__To do__
Bring together copies of the lines in the data below that contain the word "Reparationsgutscheine".

****

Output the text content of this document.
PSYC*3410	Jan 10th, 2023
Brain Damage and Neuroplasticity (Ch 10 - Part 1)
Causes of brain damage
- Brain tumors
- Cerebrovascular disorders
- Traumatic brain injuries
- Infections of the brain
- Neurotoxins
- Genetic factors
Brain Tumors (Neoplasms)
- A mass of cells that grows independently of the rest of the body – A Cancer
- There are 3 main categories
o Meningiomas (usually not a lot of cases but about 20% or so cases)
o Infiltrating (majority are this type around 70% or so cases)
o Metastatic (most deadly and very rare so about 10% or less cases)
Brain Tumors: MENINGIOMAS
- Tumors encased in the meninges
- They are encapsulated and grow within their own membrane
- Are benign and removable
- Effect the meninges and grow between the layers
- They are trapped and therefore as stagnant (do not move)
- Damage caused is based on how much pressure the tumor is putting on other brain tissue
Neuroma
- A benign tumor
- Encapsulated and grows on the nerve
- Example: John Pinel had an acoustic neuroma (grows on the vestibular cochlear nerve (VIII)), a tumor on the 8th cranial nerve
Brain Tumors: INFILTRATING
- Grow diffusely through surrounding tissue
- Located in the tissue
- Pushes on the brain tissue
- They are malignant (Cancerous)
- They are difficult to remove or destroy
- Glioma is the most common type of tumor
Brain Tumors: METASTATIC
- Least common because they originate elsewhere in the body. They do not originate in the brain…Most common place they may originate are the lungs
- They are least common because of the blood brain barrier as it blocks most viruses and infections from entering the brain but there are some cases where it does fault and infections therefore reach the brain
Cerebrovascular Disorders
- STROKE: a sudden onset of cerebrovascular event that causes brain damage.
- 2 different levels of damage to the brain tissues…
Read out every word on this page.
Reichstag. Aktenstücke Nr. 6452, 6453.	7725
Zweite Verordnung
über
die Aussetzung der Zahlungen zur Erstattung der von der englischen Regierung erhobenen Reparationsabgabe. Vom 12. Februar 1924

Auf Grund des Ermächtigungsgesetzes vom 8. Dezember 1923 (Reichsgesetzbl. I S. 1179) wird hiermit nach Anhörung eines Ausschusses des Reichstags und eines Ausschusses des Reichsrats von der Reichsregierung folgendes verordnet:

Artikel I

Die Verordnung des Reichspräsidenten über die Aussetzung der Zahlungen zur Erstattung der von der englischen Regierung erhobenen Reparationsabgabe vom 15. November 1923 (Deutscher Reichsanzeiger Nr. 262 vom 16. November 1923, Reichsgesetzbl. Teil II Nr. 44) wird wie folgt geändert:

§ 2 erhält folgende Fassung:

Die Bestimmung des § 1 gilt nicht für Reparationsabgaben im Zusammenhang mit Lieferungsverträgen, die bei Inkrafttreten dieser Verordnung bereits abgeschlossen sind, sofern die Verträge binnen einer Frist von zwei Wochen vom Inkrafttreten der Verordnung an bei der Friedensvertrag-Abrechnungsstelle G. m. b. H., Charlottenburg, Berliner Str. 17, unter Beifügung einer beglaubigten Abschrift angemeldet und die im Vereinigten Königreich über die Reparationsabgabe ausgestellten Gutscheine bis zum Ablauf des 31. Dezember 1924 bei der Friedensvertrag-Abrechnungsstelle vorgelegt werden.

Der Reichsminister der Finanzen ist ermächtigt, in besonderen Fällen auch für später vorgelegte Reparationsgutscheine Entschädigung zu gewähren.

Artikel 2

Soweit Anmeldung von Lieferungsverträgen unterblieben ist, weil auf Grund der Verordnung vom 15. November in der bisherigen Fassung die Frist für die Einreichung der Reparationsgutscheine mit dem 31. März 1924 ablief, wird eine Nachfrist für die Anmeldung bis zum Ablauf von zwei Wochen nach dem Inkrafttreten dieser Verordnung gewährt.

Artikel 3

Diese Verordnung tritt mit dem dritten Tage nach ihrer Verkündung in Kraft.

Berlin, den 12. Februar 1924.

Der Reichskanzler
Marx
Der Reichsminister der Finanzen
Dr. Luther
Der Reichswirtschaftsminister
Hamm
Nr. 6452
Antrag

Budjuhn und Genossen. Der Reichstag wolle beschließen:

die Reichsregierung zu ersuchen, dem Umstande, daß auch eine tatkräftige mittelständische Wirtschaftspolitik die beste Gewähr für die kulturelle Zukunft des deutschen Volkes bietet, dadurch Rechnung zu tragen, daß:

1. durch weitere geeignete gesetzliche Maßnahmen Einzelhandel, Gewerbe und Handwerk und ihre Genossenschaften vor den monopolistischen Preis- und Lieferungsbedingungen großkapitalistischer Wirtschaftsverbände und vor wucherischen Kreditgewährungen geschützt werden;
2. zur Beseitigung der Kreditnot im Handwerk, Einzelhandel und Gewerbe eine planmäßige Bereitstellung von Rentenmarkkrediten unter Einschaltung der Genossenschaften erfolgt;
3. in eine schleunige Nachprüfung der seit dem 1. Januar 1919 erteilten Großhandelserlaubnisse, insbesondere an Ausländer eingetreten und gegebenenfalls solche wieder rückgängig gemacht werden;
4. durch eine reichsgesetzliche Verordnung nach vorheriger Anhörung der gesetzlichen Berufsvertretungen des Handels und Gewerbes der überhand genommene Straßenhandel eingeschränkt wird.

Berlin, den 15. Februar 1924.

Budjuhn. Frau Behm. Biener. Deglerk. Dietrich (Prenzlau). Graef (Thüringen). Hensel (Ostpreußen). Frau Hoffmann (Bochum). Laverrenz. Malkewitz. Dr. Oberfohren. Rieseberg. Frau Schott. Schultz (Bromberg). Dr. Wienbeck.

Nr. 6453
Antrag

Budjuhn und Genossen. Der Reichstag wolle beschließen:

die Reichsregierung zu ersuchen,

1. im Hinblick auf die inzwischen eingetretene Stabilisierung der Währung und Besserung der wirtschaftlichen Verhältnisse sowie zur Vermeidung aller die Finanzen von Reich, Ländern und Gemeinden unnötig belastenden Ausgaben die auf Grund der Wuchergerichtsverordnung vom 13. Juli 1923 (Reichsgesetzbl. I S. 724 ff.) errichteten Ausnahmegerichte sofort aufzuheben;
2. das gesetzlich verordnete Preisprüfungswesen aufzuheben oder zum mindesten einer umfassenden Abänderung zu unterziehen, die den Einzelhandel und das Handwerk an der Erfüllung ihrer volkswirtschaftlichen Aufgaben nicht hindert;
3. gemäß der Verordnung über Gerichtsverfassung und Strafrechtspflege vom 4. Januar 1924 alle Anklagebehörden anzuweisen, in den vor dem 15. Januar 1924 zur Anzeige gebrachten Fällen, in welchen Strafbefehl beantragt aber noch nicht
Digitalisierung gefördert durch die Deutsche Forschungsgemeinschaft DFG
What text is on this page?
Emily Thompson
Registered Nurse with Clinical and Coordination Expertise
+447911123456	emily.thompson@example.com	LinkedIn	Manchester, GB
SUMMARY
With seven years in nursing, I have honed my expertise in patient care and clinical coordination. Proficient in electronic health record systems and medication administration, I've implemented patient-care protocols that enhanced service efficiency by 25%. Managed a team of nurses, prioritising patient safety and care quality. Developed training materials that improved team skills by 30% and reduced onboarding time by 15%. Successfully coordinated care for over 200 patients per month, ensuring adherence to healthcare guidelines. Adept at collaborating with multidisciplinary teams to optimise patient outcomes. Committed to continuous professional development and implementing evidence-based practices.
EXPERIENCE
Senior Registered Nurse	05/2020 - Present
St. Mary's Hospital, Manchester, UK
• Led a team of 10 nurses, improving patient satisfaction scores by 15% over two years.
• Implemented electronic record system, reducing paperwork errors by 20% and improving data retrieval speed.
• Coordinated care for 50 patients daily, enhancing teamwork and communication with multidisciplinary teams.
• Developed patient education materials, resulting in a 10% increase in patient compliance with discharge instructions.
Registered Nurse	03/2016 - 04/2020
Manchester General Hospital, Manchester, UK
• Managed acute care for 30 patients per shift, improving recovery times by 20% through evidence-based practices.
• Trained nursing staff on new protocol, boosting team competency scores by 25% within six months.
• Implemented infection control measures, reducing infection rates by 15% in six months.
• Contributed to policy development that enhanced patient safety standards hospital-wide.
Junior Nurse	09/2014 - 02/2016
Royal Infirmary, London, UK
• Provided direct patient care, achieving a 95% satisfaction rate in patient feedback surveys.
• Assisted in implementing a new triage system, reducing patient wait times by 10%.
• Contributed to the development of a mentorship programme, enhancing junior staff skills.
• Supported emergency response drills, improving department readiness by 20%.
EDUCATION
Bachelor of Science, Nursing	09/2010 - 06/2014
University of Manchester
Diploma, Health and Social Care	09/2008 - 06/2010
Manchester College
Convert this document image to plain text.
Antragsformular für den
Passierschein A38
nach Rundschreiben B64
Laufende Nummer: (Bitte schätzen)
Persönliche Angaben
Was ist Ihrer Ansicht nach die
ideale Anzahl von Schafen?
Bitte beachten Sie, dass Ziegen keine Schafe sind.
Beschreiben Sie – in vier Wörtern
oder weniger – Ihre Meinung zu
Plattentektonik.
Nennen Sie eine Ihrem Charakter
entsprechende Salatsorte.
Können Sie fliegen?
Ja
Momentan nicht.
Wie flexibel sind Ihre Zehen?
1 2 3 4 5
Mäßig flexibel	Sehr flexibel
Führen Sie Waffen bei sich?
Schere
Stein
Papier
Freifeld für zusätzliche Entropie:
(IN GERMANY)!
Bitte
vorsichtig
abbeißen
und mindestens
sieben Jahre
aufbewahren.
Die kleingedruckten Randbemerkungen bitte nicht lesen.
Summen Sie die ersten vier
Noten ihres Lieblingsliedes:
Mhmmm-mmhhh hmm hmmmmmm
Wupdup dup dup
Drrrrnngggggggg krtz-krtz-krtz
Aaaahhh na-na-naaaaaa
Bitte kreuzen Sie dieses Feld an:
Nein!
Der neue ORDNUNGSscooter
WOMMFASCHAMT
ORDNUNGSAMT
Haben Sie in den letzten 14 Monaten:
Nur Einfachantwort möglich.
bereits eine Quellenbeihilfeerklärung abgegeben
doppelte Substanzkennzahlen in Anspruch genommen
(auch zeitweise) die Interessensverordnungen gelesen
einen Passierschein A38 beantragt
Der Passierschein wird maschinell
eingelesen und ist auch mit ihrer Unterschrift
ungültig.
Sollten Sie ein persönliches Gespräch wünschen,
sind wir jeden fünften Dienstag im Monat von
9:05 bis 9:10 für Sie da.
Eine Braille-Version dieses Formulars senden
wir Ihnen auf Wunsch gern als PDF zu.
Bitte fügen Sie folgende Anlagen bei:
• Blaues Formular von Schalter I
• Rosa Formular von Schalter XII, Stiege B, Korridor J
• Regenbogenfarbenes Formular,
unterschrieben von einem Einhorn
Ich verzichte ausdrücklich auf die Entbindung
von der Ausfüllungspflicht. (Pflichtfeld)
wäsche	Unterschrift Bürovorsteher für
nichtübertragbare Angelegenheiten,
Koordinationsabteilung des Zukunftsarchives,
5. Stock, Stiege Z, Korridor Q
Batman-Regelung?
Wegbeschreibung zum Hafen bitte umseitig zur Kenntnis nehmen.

****

__Task result__
Der Reichsminister der Finanzen ist ermächtigt, in besonderen Fällen auch für später vorgelegte Reparationsgutscheine Entschädigung zu gewähren.
Soweit Anmeldung von Lieferungsverträgen unterblieben ist, weil auf Grund der Verordnung vom 15. November in der bisherigen Fassung die Frist für die Einreichung der Reparationsgutscheine mit dem 31. März 1924 ablief, wird eine Nachfrist für die Anmeldung bis zum Ablauf von zwei Wochen nach dem Inkrafttreten dieser Verordnung gewährt.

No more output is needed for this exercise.